_WHAT YOU ARE ASKED TO DO_. Copy, from the entries below, each line in which the string "athletes" appears.
begin STORED RECORDS
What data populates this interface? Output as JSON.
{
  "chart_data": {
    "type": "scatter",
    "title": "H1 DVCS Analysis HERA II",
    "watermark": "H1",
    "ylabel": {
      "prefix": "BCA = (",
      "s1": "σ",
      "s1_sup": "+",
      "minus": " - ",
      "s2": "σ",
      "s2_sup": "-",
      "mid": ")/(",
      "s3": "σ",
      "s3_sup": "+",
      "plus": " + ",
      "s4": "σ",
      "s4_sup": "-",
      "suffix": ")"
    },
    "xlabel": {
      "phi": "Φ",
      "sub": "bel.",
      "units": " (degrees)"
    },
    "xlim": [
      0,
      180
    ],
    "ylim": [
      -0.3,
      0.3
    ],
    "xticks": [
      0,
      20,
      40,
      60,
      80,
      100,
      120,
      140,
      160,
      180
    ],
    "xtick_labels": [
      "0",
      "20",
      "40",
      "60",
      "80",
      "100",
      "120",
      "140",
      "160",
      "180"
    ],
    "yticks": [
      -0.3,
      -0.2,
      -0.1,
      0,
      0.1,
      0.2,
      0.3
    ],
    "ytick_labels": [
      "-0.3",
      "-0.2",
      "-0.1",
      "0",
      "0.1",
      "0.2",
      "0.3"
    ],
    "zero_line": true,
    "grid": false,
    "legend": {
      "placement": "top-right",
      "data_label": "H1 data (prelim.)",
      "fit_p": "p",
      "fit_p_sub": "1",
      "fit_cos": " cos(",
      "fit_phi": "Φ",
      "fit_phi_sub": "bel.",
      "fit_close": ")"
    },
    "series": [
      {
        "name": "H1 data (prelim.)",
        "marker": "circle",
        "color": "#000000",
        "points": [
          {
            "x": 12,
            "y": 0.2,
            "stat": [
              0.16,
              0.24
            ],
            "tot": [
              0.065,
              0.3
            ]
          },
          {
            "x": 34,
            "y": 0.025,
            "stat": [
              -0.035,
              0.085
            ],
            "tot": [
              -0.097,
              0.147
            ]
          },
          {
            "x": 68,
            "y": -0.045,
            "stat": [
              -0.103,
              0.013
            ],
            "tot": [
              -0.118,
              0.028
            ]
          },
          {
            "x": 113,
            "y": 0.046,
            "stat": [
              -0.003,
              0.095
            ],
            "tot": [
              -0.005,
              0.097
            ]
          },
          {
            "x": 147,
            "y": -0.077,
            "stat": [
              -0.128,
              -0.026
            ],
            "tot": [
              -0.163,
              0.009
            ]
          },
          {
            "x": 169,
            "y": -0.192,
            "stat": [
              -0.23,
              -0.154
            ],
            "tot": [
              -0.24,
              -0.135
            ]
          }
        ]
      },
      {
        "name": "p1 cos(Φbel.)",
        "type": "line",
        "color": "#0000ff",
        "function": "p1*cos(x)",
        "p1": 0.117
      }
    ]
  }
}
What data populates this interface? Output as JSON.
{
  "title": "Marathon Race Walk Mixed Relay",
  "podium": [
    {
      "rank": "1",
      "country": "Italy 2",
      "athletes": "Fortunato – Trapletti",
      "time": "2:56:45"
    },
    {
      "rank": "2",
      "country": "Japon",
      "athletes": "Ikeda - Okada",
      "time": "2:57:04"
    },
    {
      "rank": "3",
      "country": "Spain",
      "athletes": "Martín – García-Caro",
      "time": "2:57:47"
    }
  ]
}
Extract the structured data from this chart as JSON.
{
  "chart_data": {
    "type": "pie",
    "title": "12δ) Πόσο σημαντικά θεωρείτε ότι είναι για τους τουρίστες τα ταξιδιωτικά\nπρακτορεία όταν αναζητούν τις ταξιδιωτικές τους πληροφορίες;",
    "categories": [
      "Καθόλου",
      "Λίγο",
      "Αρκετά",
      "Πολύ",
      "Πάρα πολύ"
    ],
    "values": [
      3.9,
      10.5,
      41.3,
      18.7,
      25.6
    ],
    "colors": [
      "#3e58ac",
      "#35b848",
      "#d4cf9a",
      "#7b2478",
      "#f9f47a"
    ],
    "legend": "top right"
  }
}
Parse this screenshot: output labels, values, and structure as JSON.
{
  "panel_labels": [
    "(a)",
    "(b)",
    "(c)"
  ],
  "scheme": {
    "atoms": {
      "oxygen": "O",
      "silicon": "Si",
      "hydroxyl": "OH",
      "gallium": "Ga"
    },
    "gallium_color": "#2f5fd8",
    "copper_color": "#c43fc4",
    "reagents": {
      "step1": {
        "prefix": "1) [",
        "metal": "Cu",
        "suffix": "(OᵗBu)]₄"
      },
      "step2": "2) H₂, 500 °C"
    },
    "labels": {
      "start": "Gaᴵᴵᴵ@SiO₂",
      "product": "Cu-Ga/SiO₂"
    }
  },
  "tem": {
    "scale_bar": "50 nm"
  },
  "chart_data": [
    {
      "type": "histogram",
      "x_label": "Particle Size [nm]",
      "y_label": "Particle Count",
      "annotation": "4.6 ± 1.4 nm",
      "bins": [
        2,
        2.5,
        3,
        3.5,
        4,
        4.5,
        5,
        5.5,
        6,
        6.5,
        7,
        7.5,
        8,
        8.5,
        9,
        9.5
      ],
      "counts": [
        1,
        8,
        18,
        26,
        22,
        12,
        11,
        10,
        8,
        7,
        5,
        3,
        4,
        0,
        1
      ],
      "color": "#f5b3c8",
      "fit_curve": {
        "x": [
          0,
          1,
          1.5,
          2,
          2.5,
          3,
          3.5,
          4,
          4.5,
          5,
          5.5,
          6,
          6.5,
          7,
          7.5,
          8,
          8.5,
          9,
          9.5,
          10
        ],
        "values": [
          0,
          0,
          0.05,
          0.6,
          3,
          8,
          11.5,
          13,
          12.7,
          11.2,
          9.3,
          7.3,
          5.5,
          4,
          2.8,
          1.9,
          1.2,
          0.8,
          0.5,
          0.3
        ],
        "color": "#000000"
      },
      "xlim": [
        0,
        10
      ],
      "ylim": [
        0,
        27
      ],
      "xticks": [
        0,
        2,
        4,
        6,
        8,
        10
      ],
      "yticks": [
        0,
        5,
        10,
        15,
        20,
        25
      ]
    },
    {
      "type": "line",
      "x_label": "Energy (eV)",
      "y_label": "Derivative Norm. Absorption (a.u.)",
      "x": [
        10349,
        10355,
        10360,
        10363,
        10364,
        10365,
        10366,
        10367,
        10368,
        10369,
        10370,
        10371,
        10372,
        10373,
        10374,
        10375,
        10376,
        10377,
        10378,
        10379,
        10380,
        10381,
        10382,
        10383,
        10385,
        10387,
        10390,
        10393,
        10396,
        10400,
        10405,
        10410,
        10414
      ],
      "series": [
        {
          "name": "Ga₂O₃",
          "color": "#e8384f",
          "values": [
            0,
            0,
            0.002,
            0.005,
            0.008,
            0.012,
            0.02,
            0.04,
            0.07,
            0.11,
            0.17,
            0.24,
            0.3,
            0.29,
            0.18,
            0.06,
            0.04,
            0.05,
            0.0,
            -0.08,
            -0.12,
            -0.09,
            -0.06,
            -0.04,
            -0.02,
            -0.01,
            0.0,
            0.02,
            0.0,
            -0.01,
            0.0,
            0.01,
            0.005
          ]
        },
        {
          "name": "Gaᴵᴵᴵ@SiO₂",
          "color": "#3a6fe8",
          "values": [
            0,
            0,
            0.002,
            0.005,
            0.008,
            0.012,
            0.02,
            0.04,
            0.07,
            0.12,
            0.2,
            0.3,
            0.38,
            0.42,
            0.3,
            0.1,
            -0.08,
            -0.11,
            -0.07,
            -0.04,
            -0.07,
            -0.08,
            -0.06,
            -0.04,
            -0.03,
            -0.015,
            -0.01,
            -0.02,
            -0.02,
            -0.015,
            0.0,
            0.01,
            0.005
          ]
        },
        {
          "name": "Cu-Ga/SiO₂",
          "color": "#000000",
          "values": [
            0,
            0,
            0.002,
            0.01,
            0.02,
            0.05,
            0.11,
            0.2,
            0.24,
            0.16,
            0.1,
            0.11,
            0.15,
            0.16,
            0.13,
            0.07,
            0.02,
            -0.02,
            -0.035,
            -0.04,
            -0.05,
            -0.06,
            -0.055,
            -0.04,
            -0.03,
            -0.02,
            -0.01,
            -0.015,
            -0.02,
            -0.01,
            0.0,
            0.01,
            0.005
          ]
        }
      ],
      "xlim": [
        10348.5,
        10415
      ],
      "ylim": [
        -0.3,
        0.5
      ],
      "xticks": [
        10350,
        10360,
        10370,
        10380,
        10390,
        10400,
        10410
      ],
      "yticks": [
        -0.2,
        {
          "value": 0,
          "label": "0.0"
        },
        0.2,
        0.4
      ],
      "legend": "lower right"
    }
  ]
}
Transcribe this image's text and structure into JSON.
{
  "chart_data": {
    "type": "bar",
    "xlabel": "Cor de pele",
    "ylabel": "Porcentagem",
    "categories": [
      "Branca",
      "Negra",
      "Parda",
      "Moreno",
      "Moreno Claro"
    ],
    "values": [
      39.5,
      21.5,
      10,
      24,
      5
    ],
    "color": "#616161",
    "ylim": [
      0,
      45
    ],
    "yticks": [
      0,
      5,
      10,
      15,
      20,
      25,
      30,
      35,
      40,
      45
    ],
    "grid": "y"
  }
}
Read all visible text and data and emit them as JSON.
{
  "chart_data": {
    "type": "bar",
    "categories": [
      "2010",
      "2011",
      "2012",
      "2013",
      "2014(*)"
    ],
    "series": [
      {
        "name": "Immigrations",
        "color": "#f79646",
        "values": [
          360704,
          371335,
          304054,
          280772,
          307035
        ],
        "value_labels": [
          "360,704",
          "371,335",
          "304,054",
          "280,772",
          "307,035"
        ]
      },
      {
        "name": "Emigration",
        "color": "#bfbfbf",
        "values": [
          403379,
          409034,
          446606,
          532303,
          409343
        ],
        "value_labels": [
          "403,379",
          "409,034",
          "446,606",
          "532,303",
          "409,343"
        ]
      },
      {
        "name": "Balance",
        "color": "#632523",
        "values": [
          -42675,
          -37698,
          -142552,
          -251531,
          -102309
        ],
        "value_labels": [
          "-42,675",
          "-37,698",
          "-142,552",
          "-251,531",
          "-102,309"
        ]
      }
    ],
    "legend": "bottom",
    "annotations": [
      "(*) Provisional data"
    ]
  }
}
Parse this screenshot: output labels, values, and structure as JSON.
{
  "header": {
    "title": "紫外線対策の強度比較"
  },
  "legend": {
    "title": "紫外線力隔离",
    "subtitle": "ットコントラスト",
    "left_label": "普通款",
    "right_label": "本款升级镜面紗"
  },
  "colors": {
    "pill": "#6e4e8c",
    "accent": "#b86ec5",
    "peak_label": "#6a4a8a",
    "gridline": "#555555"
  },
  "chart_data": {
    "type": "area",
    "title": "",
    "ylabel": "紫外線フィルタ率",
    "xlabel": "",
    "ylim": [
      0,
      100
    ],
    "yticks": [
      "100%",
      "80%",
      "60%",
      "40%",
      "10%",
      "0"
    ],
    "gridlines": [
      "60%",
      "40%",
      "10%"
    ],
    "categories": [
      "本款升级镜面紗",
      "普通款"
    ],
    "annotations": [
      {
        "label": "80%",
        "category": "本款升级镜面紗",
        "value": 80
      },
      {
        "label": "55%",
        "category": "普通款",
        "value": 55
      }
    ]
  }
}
end STORED RECORDS
_CORRECT ANSWER_.
      "athletes": "Fortunato – Trapletti",
      "athletes": "Ikeda - Okada",
      "athletes": "Martín – García-Caro",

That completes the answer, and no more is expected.